**Extracted records**

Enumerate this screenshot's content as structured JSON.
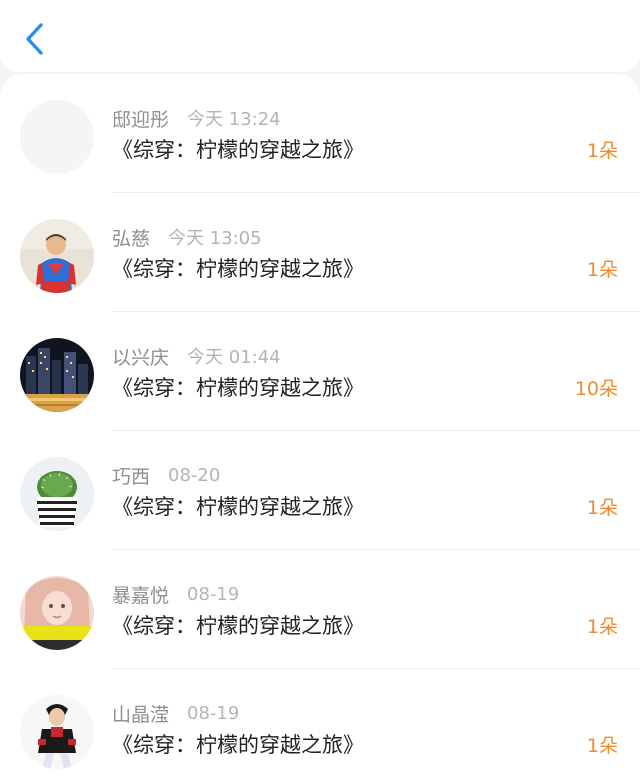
{
  "header": {
    "back_icon": "chevron-left-icon",
    "accent_color": "#2d8cf0"
  },
  "rows": [
    {
      "name": "邸迎彤",
      "time": "今天 13:24",
      "title": "《综穿：柠檬的穿越之旅》",
      "count": "1朵",
      "avatar": "blank-avatar"
    },
    {
      "name": "弘慈",
      "time": "今天 13:05",
      "title": "《综穿：柠檬的穿越之旅》",
      "count": "1朵",
      "avatar": "child-superhero-avatar"
    },
    {
      "name": "以兴庆",
      "time": "今天 01:44",
      "title": "《综穿：柠檬的穿越之旅》",
      "count": "10朵",
      "avatar": "city-night-avatar"
    },
    {
      "name": "巧西",
      "time": "08-20",
      "title": "《综穿：柠檬的穿越之旅》",
      "count": "1朵",
      "avatar": "cactus-pot-avatar"
    },
    {
      "name": "暴嘉悦",
      "time": "08-19",
      "title": "《综穿：柠檬的穿越之旅》",
      "count": "1朵",
      "avatar": "doll-avatar"
    },
    {
      "name": "山晶滢",
      "time": "08-19",
      "title": "《综穿：柠檬的穿越之旅》",
      "count": "1朵",
      "avatar": "anime-character-avatar"
    }
  ],
  "colors": {
    "count": "#f08a2c",
    "name": "#8f8f8f",
    "time": "#b4b4b4",
    "title": "#222222"
  }
}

**Written instruction**
Looking at the material above, count the lines that hold "name" and give the total alone.

**Solution below**
7